**What you should do:** Gather the lines that hold the string "RMSE".
---+---
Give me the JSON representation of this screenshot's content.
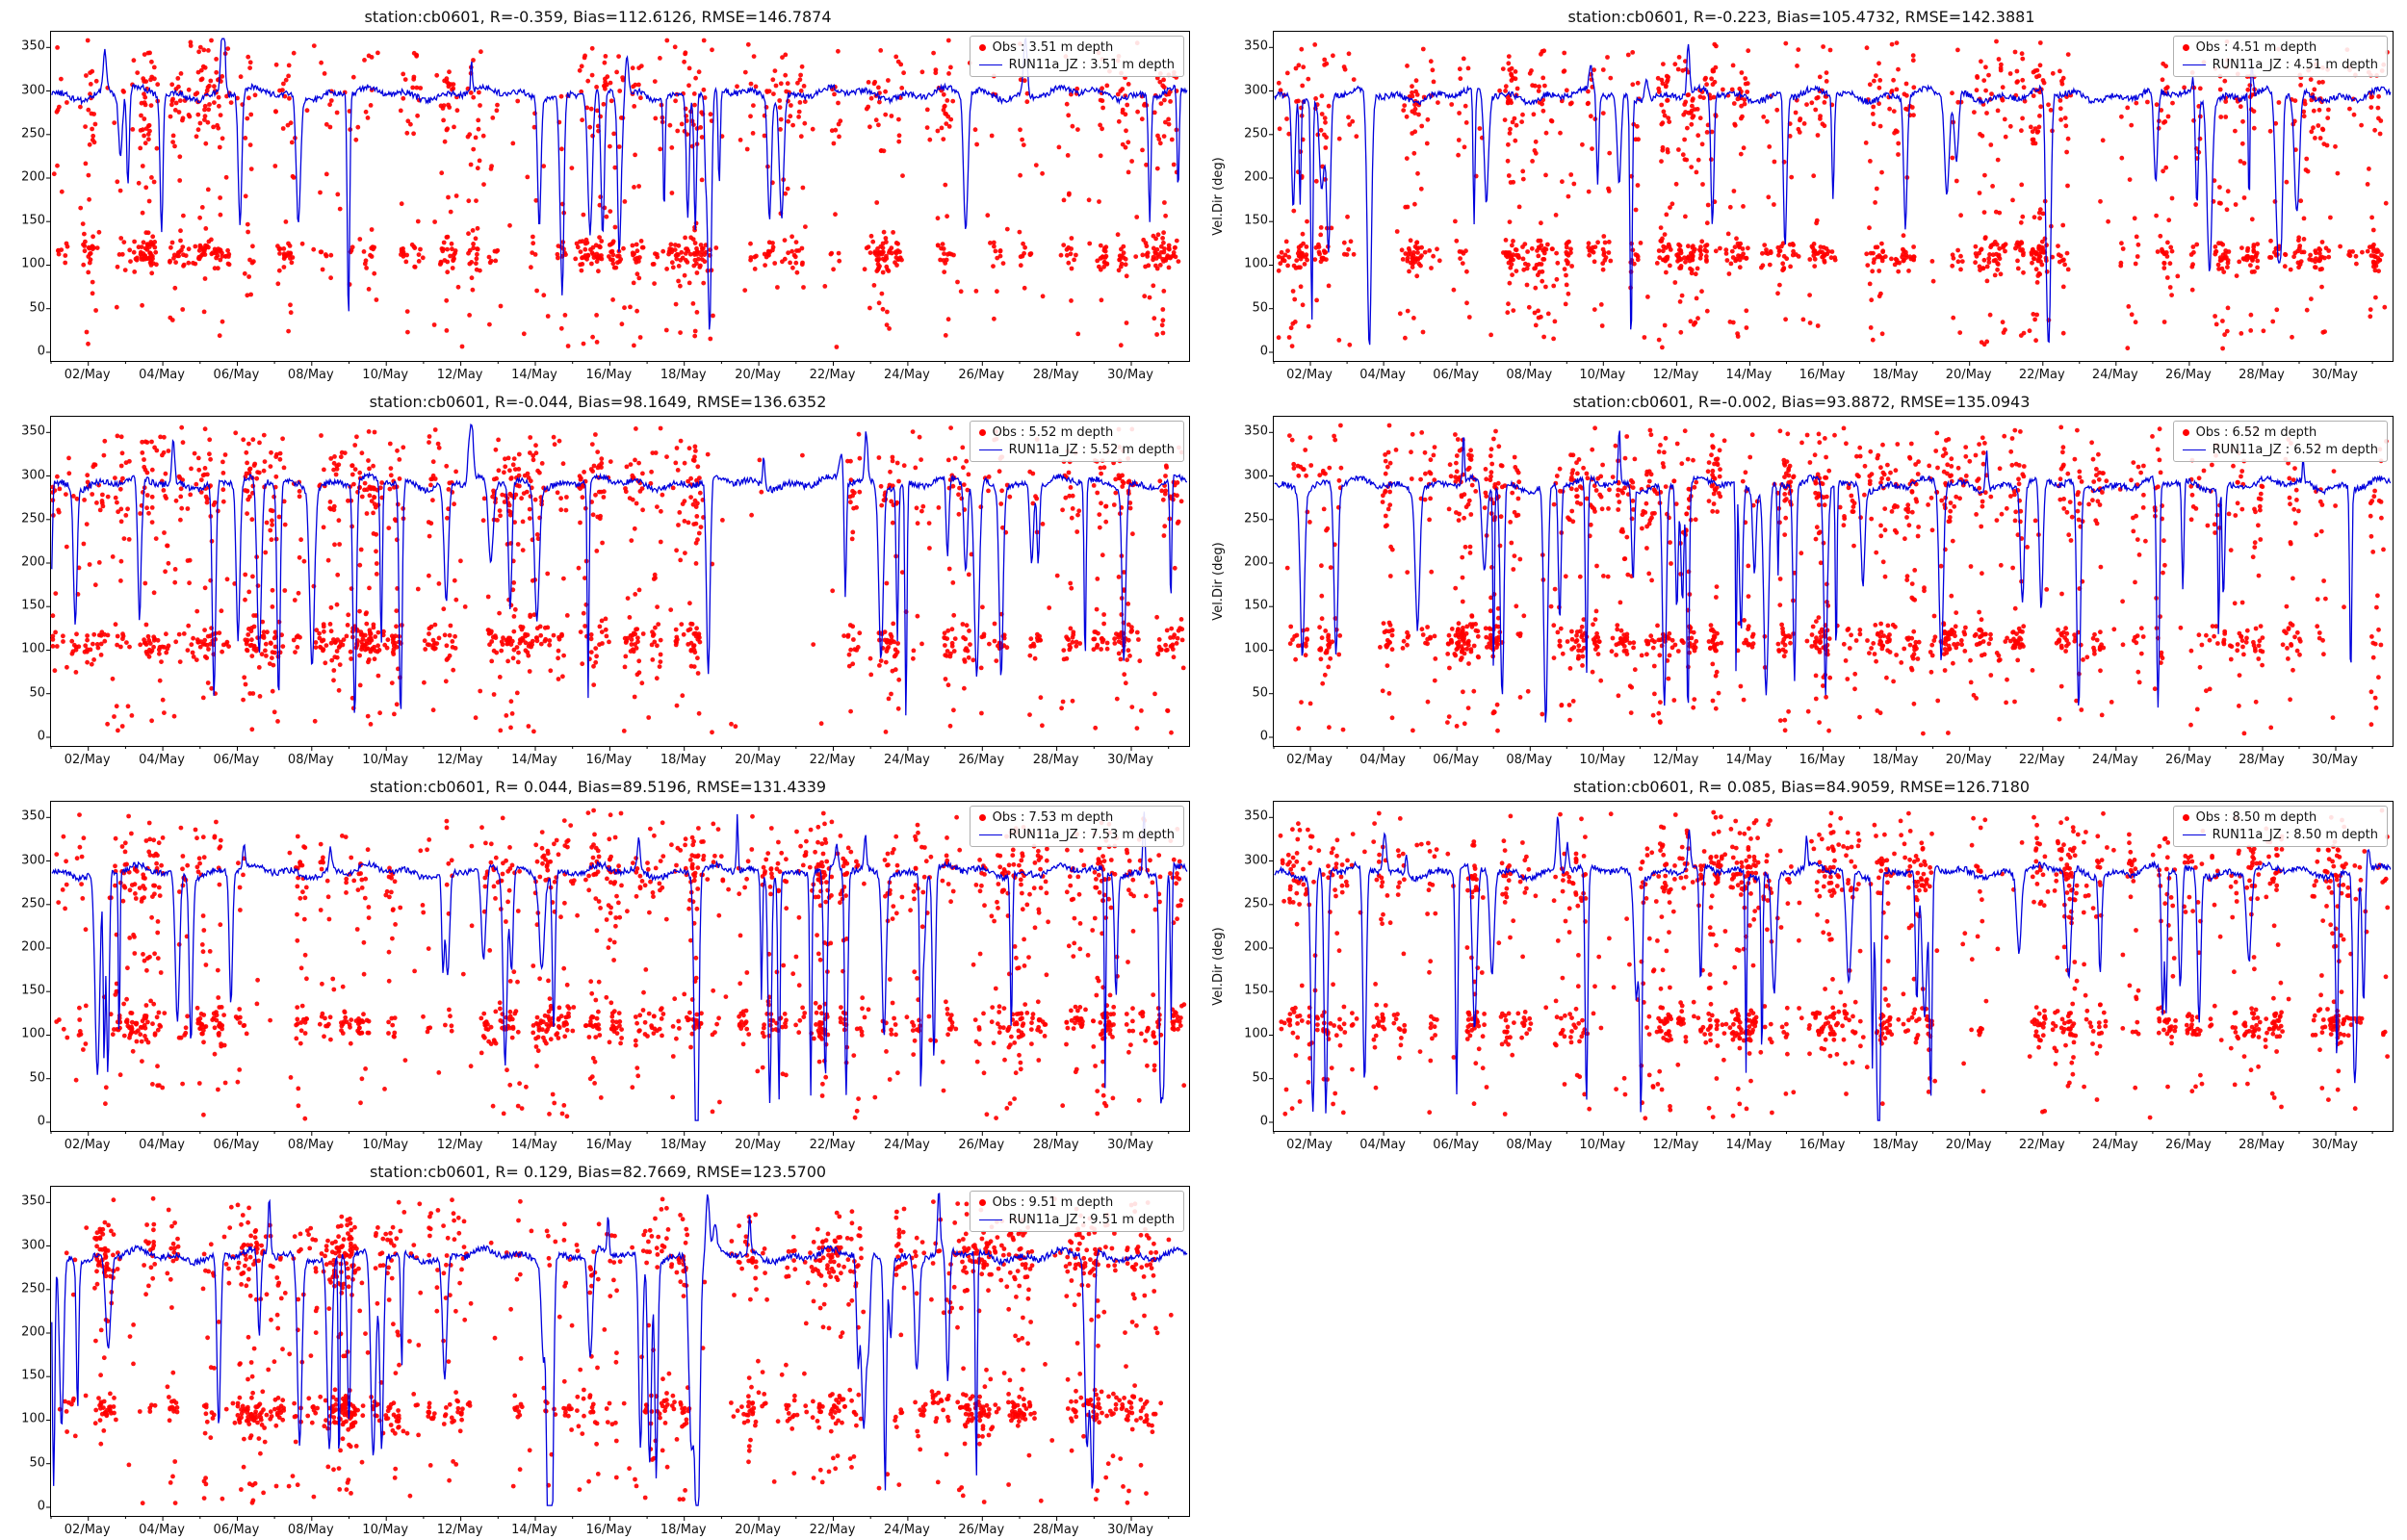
{
  "figure": {
    "obs_color": "#ff0000",
    "model_color": "#0000dd",
    "axis_color": "#000000",
    "ylabel": "Vel.Dir (deg)",
    "ylim": [
      -10,
      368
    ],
    "xlim": [
      1,
      31.55
    ],
    "yticks": [
      0,
      50,
      100,
      150,
      200,
      250,
      300,
      350
    ],
    "xtick_days": [
      2,
      4,
      6,
      8,
      10,
      12,
      14,
      16,
      18,
      20,
      22,
      24,
      26,
      28,
      30
    ],
    "xtick_labels": [
      "02/May",
      "04/May",
      "06/May",
      "08/May",
      "10/May",
      "12/May",
      "14/May",
      "16/May",
      "18/May",
      "20/May",
      "22/May",
      "24/May",
      "26/May",
      "28/May",
      "30/May"
    ],
    "grid": false,
    "legend_position": "upper right"
  },
  "chart_data": [
    {
      "type": "scatter+line",
      "title": "station:cb0601, R=-0.359, Bias=112.6126, RMSE=146.7874",
      "ylabel": "",
      "legend": [
        "Obs : 3.51 m depth",
        "RUN11a_JZ : 3.51 m depth"
      ],
      "seed": 101,
      "series": [
        {
          "name": "Obs : 3.51 m depth",
          "type": "scatter",
          "color": "#ff0000",
          "marker": "dot",
          "pattern": {
            "bursts": 92,
            "burst_min": 8,
            "burst_max": 22,
            "loose": 150,
            "f_mid": 0.45,
            "mid": 112,
            "mid_sd": 9,
            "f_top": 0.28,
            "top": 292,
            "top_sd": 28
          }
        },
        {
          "name": "RUN11a_JZ : 3.51 m depth",
          "type": "line",
          "color": "#0000dd",
          "pattern": {
            "base": 297,
            "dips": 22,
            "dip_min": 60,
            "dip_max": 180,
            "deep_dips": 2,
            "up_spikes": 6
          }
        }
      ]
    },
    {
      "type": "scatter+line",
      "title": "station:cb0601, R=-0.223, Bias=105.4732, RMSE=142.3881",
      "ylabel": "Vel.Dir (deg)",
      "legend": [
        "Obs : 4.51 m depth",
        "RUN11a_JZ : 4.51 m depth"
      ],
      "seed": 102,
      "series": [
        {
          "name": "Obs : 4.51 m depth",
          "type": "scatter",
          "color": "#ff0000",
          "marker": "dot",
          "pattern": {
            "bursts": 92,
            "burst_min": 8,
            "burst_max": 22,
            "loose": 150,
            "f_mid": 0.43,
            "mid": 111,
            "mid_sd": 9,
            "f_top": 0.3,
            "top": 290,
            "top_sd": 28
          }
        },
        {
          "name": "RUN11a_JZ : 4.51 m depth",
          "type": "line",
          "color": "#0000dd",
          "pattern": {
            "base": 295,
            "dips": 24,
            "dip_min": 70,
            "dip_max": 200,
            "deep_dips": 3,
            "up_spikes": 6
          }
        }
      ]
    },
    {
      "type": "scatter+line",
      "title": "station:cb0601, R=-0.044, Bias=98.1649, RMSE=136.6352",
      "ylabel": "",
      "legend": [
        "Obs : 5.52 m depth",
        "RUN11a_JZ : 5.52 m depth"
      ],
      "seed": 103,
      "series": [
        {
          "name": "Obs : 5.52 m depth",
          "type": "scatter",
          "color": "#ff0000",
          "marker": "dot",
          "pattern": {
            "bursts": 94,
            "burst_min": 9,
            "burst_max": 23,
            "loose": 160,
            "f_mid": 0.4,
            "mid": 110,
            "mid_sd": 10,
            "f_top": 0.34,
            "top": 289,
            "top_sd": 26
          }
        },
        {
          "name": "RUN11a_JZ : 5.52 m depth",
          "type": "line",
          "color": "#0000dd",
          "pattern": {
            "base": 292,
            "dips": 24,
            "dip_min": 80,
            "dip_max": 230,
            "deep_dips": 6,
            "up_spikes": 7
          }
        }
      ]
    },
    {
      "type": "scatter+line",
      "title": "station:cb0601, R=-0.002, Bias=93.8872, RMSE=135.0943",
      "ylabel": "Vel.Dir (deg)",
      "legend": [
        "Obs : 6.52 m depth",
        "RUN11a_JZ : 6.52 m depth"
      ],
      "seed": 104,
      "series": [
        {
          "name": "Obs : 6.52 m depth",
          "type": "scatter",
          "color": "#ff0000",
          "marker": "dot",
          "pattern": {
            "bursts": 94,
            "burst_min": 9,
            "burst_max": 23,
            "loose": 160,
            "f_mid": 0.39,
            "mid": 111,
            "mid_sd": 10,
            "f_top": 0.35,
            "top": 288,
            "top_sd": 25
          }
        },
        {
          "name": "RUN11a_JZ : 6.52 m depth",
          "type": "line",
          "color": "#0000dd",
          "pattern": {
            "base": 290,
            "dips": 26,
            "dip_min": 80,
            "dip_max": 240,
            "deep_dips": 7,
            "up_spikes": 7
          }
        }
      ]
    },
    {
      "type": "scatter+line",
      "title": "station:cb0601, R= 0.044, Bias=89.5196, RMSE=131.4339",
      "ylabel": "",
      "legend": [
        "Obs : 7.53 m depth",
        "RUN11a_JZ : 7.53 m depth"
      ],
      "seed": 105,
      "series": [
        {
          "name": "Obs : 7.53 m depth",
          "type": "scatter",
          "color": "#ff0000",
          "marker": "dot",
          "pattern": {
            "bursts": 94,
            "burst_min": 9,
            "burst_max": 23,
            "loose": 160,
            "f_mid": 0.38,
            "mid": 112,
            "mid_sd": 10,
            "f_top": 0.37,
            "top": 287,
            "top_sd": 23
          }
        },
        {
          "name": "RUN11a_JZ : 7.53 m depth",
          "type": "line",
          "color": "#0000dd",
          "pattern": {
            "base": 288,
            "dips": 24,
            "dip_min": 80,
            "dip_max": 240,
            "deep_dips": 8,
            "up_spikes": 7
          }
        }
      ]
    },
    {
      "type": "scatter+line",
      "title": "station:cb0601, R= 0.085, Bias=84.9059, RMSE=126.7180",
      "ylabel": "Vel.Dir (deg)",
      "legend": [
        "Obs : 8.50 m depth",
        "RUN11a_JZ : 8.50 m depth"
      ],
      "seed": 106,
      "series": [
        {
          "name": "Obs : 8.50 m depth",
          "type": "scatter",
          "color": "#ff0000",
          "marker": "dot",
          "pattern": {
            "bursts": 94,
            "burst_min": 9,
            "burst_max": 23,
            "loose": 160,
            "f_mid": 0.37,
            "mid": 111,
            "mid_sd": 10,
            "f_top": 0.38,
            "top": 287,
            "top_sd": 22
          }
        },
        {
          "name": "RUN11a_JZ : 8.50 m depth",
          "type": "line",
          "color": "#0000dd",
          "pattern": {
            "base": 288,
            "dips": 24,
            "dip_min": 80,
            "dip_max": 240,
            "deep_dips": 8,
            "up_spikes": 7
          }
        }
      ]
    },
    {
      "type": "scatter+line",
      "title": "station:cb0601, R= 0.129, Bias=82.7669, RMSE=123.5700",
      "ylabel": "",
      "legend": [
        "Obs : 9.51 m depth",
        "RUN11a_JZ : 9.51 m depth"
      ],
      "seed": 107,
      "series": [
        {
          "name": "Obs : 9.51 m depth",
          "type": "scatter",
          "color": "#ff0000",
          "marker": "dot",
          "pattern": {
            "bursts": 95,
            "burst_min": 9,
            "burst_max": 23,
            "loose": 160,
            "f_mid": 0.37,
            "mid": 110,
            "mid_sd": 10,
            "f_top": 0.39,
            "top": 288,
            "top_sd": 21
          }
        },
        {
          "name": "RUN11a_JZ : 9.51 m depth",
          "type": "line",
          "color": "#0000dd",
          "pattern": {
            "base": 289,
            "dips": 26,
            "dip_min": 80,
            "dip_max": 240,
            "deep_dips": 9,
            "up_spikes": 8
          }
        }
      ]
    }
  ]
}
---+---
**Result below:**
      "title": "station:cb0601, R=-0.359, Bias=112.6126, RMSE=146.7874",
      "title": "station:cb0601, R=-0.223, Bias=105.4732, RMSE=142.3881",
      "title": "station:cb0601, R=-0.044, Bias=98.1649, RMSE=136.6352",
      "title": "station:cb0601, R=-0.002, Bias=93.8872, RMSE=135.0943",
      "title": "station:cb0601, R= 0.044, Bias=89.5196, RMSE=131.4339",
      "title": "station:cb0601, R= 0.085, Bias=84.9059, RMSE=126.7180",
      "title": "station:cb0601, R= 0.129, Bias=82.7669, RMSE=123.5700",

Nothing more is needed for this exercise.